* [Description of the task]:
Every record should be copied exactly, except that pictures are to be omitted.

* [Available data]:

%%

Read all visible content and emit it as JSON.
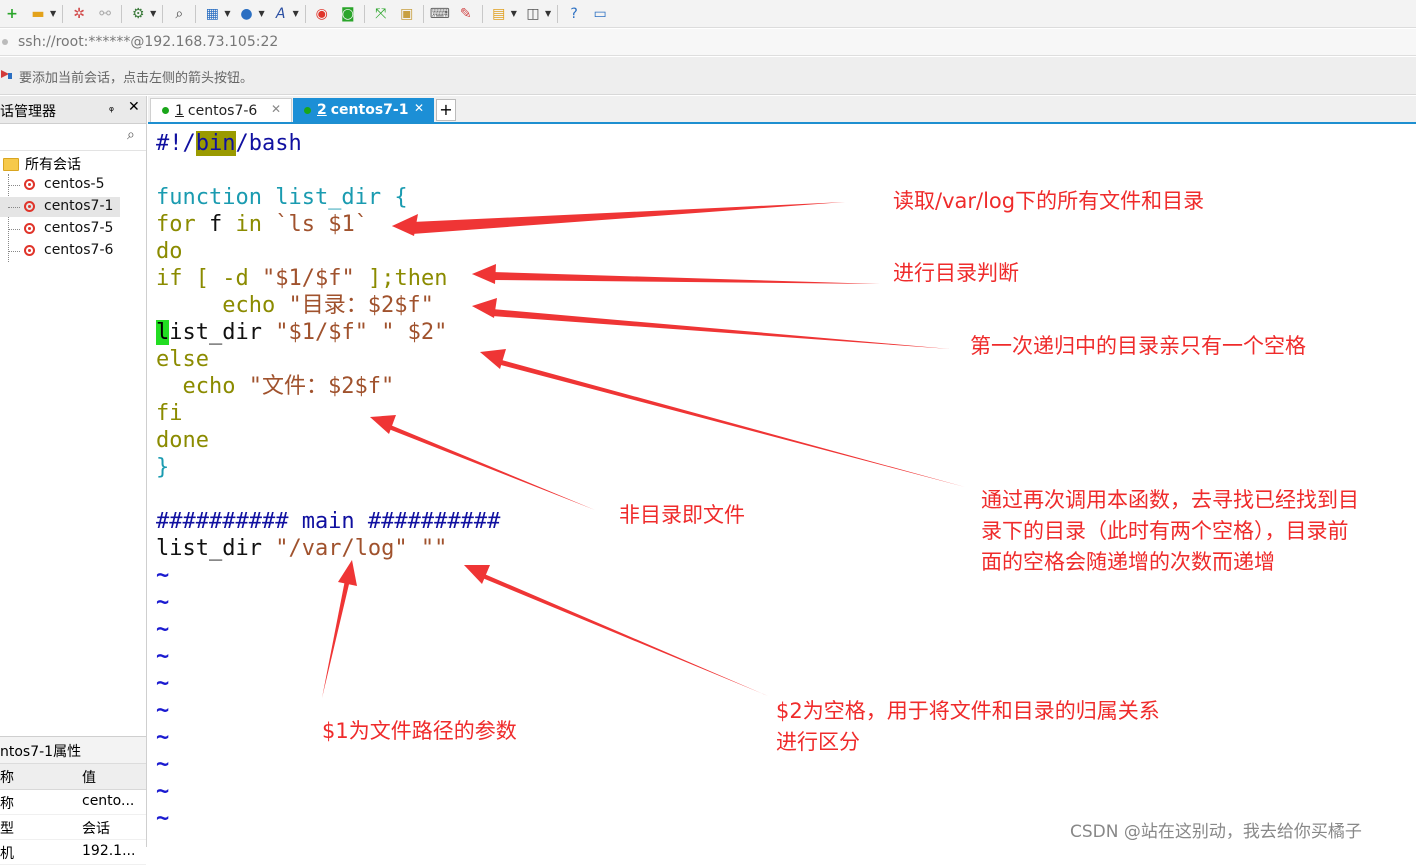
{
  "toolbar": {
    "icons": [
      "new-session-icon",
      "open-folder-icon",
      "reconnect-icon",
      "disconnect-icon",
      "settings-icon",
      "find-icon",
      "transfer-icon",
      "globe-icon",
      "font-icon",
      "xshell-icon",
      "xftp-icon",
      "fullscreen-icon",
      "lock-icon",
      "keyboard-icon",
      "compose-icon",
      "new-tab-icon",
      "layout-icon",
      "help-icon",
      "chat-icon"
    ]
  },
  "address": {
    "text": "ssh://root:******@192.168.73.105:22"
  },
  "hint": {
    "text": "要添加当前会话，点击左侧的箭头按钮。"
  },
  "sidebar": {
    "title": "话管理器",
    "pin": "ᵩ",
    "close": "✕",
    "root": "所有会话",
    "items": [
      {
        "label": "centos-5"
      },
      {
        "label": "centos7-1"
      },
      {
        "label": "centos7-5"
      },
      {
        "label": "centos7-6"
      }
    ]
  },
  "properties": {
    "title": "ntos7-1属性",
    "header_name": "称",
    "header_value": "值",
    "rows": [
      {
        "name": "称",
        "value": "cento..."
      },
      {
        "name": "型",
        "value": "会话"
      },
      {
        "name": "机",
        "value": "192.1..."
      }
    ]
  },
  "tabs": [
    {
      "num": "1",
      "label": "centos7-6",
      "close": "✕"
    },
    {
      "num": "2",
      "label": "centos7-1",
      "close": "✕"
    }
  ],
  "tab_add": "+",
  "code": {
    "l1_a": "#!/",
    "l1_b": "bin",
    "l1_c": "/bash",
    "l3_a": "function list_dir {",
    "l4_a": "for",
    "l4_b": " f ",
    "l4_c": "in",
    "l4_d": " `ls $1`",
    "l5": "do",
    "l6_a": "if",
    "l6_b": " [ -d ",
    "l6_c": "\"$1/$f\"",
    "l6_d": " ];",
    "l6_e": "then",
    "l7_a": "     echo ",
    "l7_b": "\"目录：$2$f\"",
    "l8_a": "l",
    "l8_b": "ist_dir ",
    "l8_c": "\"$1/$f\"",
    "l8_d": " ",
    "l8_e": "\" $2\"",
    "l9": "else",
    "l10_a": "  echo ",
    "l10_b": "\"文件：$2$f\"",
    "l11": "fi",
    "l12": "done",
    "l13": "}",
    "l15": "########## main ##########",
    "l16_a": "list_dir ",
    "l16_b": "\"/var/log\"",
    "l16_c": " ",
    "l16_d": "\"\"",
    "tilde": "~"
  },
  "annotations": {
    "a1": "读取/var/log下的所有文件和目录",
    "a2": "进行目录判断",
    "a3": "第一次递归中的目录亲只有一个空格",
    "a4": "通过再次调用本函数，去寻找已经找到目\n录下的目录（此时有两个空格），目录前\n面的空格会随递增的次数而递增",
    "a5": "非目录即文件",
    "a6": "$1为文件路径的参数",
    "a7": "$2为空格，用于将文件和目录的归属关系\n进行区分"
  },
  "watermark": "CSDN @站在这别动，我去给你买橘子",
  "colors": {
    "annotation": "#ef2b2b",
    "tab_active": "#1c8fd6",
    "cursor": "#22dd22"
  }
}
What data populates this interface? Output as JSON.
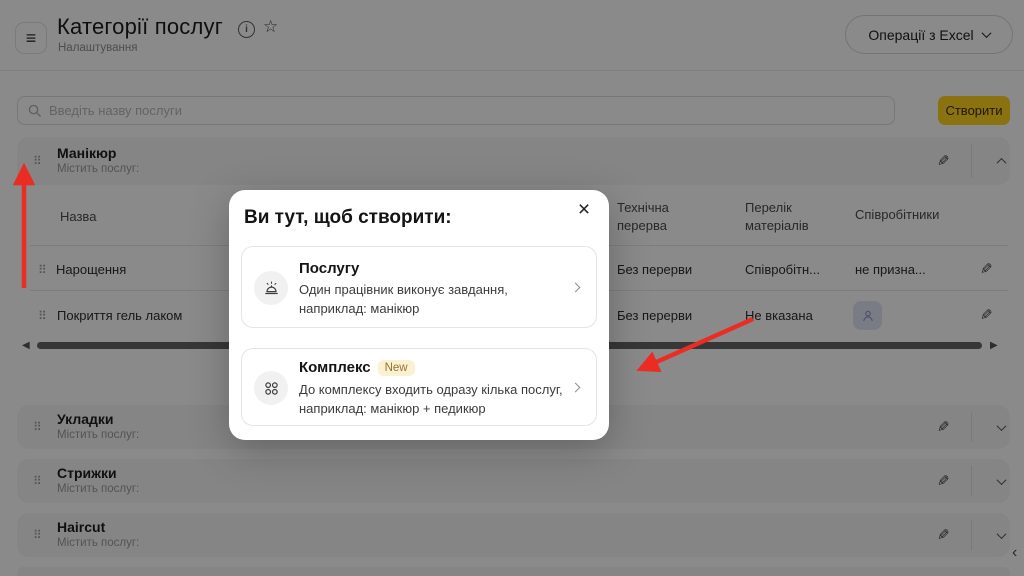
{
  "header": {
    "title": "Категорії послуг",
    "subtitle": "Налаштування",
    "excel_button_label": "Операції з Excel"
  },
  "toolbar": {
    "search_placeholder": "Введіть назву послуги",
    "create_button_label": "Створити"
  },
  "category_expanded": {
    "name": "Манікюр",
    "contains_label": "Містить послуг:"
  },
  "table": {
    "col_name": "Назва",
    "col_tech_break": "Технічна перерва",
    "col_materials": "Перелік матеріалів",
    "col_staff": "Співробітники",
    "rows": [
      {
        "name": "Нарощення",
        "tech_break": "Без перерви",
        "materials": "Співробітн...",
        "staff": "не призна..."
      },
      {
        "name": "Покриття гель лаком",
        "tech_break": "Без перерви",
        "materials": "Не вказана",
        "staff": ""
      }
    ]
  },
  "categories_collapsed": [
    {
      "name": "Укладки",
      "contains_label": "Містить послуг:"
    },
    {
      "name": "Стрижки",
      "contains_label": "Містить послуг:"
    },
    {
      "name": "Haircut",
      "contains_label": "Містить послуг:"
    }
  ],
  "modal": {
    "title": "Ви тут, щоб створити:",
    "options": [
      {
        "title": "Послугу",
        "desc_line1": "Один працівник виконує завдання,",
        "desc_line2": "наприклад: манікюр"
      },
      {
        "title": "Комплекс",
        "badge": "New",
        "desc_line1": "До комплексу входить одразу кілька послуг,",
        "desc_line2": "наприклад: манікюр + педикюр"
      }
    ]
  },
  "icons": {
    "menu": "≡",
    "info": "i",
    "star": "☆",
    "close": "×",
    "drag": "⠿",
    "pencil": "✎",
    "scroll_left": "◀",
    "scroll_right": "▶",
    "panel_collapse": "‹"
  },
  "colors": {
    "accent_yellow": "#ffd21e",
    "badge_bg": "#fbf1d2",
    "badge_text": "#93752a",
    "arrow_red": "#ea2c22"
  }
}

%%

* [Solution]:
Read all visible content and emit it as JSON.
{
  "toolbar": {
    "icons": [
      "new-session-icon",
      "open-folder-icon",
      "reconnect-icon",
      "disconnect-icon",
      "settings-icon",
      "find-icon",
      "transfer-icon",
      "globe-icon",
      "font-icon",
      "xshell-icon",
      "xftp-icon",
      "fullscreen-icon",
      "lock-icon",
      "keyboard-icon",
      "compose-icon",
      "new-tab-icon",
      "layout-icon",
      "help-icon",
      "chat-icon"
    ]
  },
  "address": {
    "text": "ssh://root:******@192.168.73.105:22"
  },
  "hint": {
    "text": "要添加当前会话，点击左侧的箭头按钮。"
  },
  "sidebar": {
    "title": "话管理器",
    "pin": "ᵩ",
    "close": "✕",
    "root": "所有会话",
    "items": [
      {
        "label": "centos-5"
      },
      {
        "label": "centos7-1"
      },
      {
        "label": "centos7-5"
      },
      {
        "label": "centos7-6"
      }
    ]
  },
  "properties": {
    "title": "ntos7-1属性",
    "header_name": "称",
    "header_value": "值",
    "rows": [
      {
        "name": "称",
        "value": "cento..."
      },
      {
        "name": "型",
        "value": "会话"
      },
      {
        "name": "机",
        "value": "192.1..."
      }
    ]
  },
  "tabs": [
    {
      "num": "1",
      "label": "centos7-6",
      "close": "✕"
    },
    {
      "num": "2",
      "label": "centos7-1",
      "close": "✕"
    }
  ],
  "tab_add": "+",
  "code": {
    "l1_a": "#!/",
    "l1_b": "bin",
    "l1_c": "/bash",
    "l3_a": "function list_dir {",
    "l4_a": "for",
    "l4_b": " f ",
    "l4_c": "in",
    "l4_d": " `ls $1`",
    "l5": "do",
    "l6_a": "if",
    "l6_b": " [ -d ",
    "l6_c": "\"$1/$f\"",
    "l6_d": " ];",
    "l6_e": "then",
    "l7_a": "     echo ",
    "l7_b": "\"目录：$2$f\"",
    "l8_a": "l",
    "l8_b": "ist_dir ",
    "l8_c": "\"$1/$f\"",
    "l8_d": " ",
    "l8_e": "\" $2\"",
    "l9": "else",
    "l10_a": "  echo ",
    "l10_b": "\"文件：$2$f\"",
    "l11": "fi",
    "l12": "done",
    "l13": "}",
    "l15": "########## main ##########",
    "l16_a": "list_dir ",
    "l16_b": "\"/var/log\"",
    "l16_c": " ",
    "l16_d": "\"\"",
    "tilde": "~"
  },
  "annotations": {
    "a1": "读取/var/log下的所有文件和目录",
    "a2": "进行目录判断",
    "a3": "第一次递归中的目录亲只有一个空格",
    "a4": "通过再次调用本函数，去寻找已经找到目\n录下的目录（此时有两个空格），目录前\n面的空格会随递增的次数而递增",
    "a5": "非目录即文件",
    "a6": "$1为文件路径的参数",
    "a7": "$2为空格，用于将文件和目录的归属关系\n进行区分"
  },
  "watermark": "CSDN @站在这别动，我去给你买橘子",
  "colors": {
    "annotation": "#ef2b2b",
    "tab_active": "#1c8fd6",
    "cursor": "#22dd22"
  }
}
What data populates this interface? Output as JSON.
{
  "header": {
    "title": "Категорії послуг",
    "subtitle": "Налаштування",
    "excel_button_label": "Операції з Excel"
  },
  "toolbar": {
    "search_placeholder": "Введіть назву послуги",
    "create_button_label": "Створити"
  },
  "category_expanded": {
    "name": "Манікюр",
    "contains_label": "Містить послуг:"
  },
  "table": {
    "col_name": "Назва",
    "col_tech_break": "Технічна перерва",
    "col_materials": "Перелік матеріалів",
    "col_staff": "Співробітники",
    "rows": [
      {
        "name": "Нарощення",
        "tech_break": "Без перерви",
        "materials": "Співробітн...",
        "staff": "не призна..."
      },
      {
        "name": "Покриття гель лаком",
        "tech_break": "Без перерви",
        "materials": "Не вказана",
        "staff": ""
      }
    ]
  },
  "categories_collapsed": [
    {
      "name": "Укладки",
      "contains_label": "Містить послуг:"
    },
    {
      "name": "Стрижки",
      "contains_label": "Містить послуг:"
    },
    {
      "name": "Haircut",
      "contains_label": "Містить послуг:"
    }
  ],
  "modal": {
    "title": "Ви тут, щоб створити:",
    "options": [
      {
        "title": "Послугу",
        "desc_line1": "Один працівник виконує завдання,",
        "desc_line2": "наприклад: манікюр"
      },
      {
        "title": "Комплекс",
        "badge": "New",
        "desc_line1": "До комплексу входить одразу кілька послуг,",
        "desc_line2": "наприклад: манікюр + педикюр"
      }
    ]
  },
  "icons": {
    "menu": "≡",
    "info": "i",
    "star": "☆",
    "close": "×",
    "drag": "⠿",
    "pencil": "✎",
    "scroll_left": "◀",
    "scroll_right": "▶",
    "panel_collapse": "‹"
  },
  "colors": {
    "accent_yellow": "#ffd21e",
    "badge_bg": "#fbf1d2",
    "badge_text": "#93752a",
    "arrow_red": "#ea2c22"
  }
}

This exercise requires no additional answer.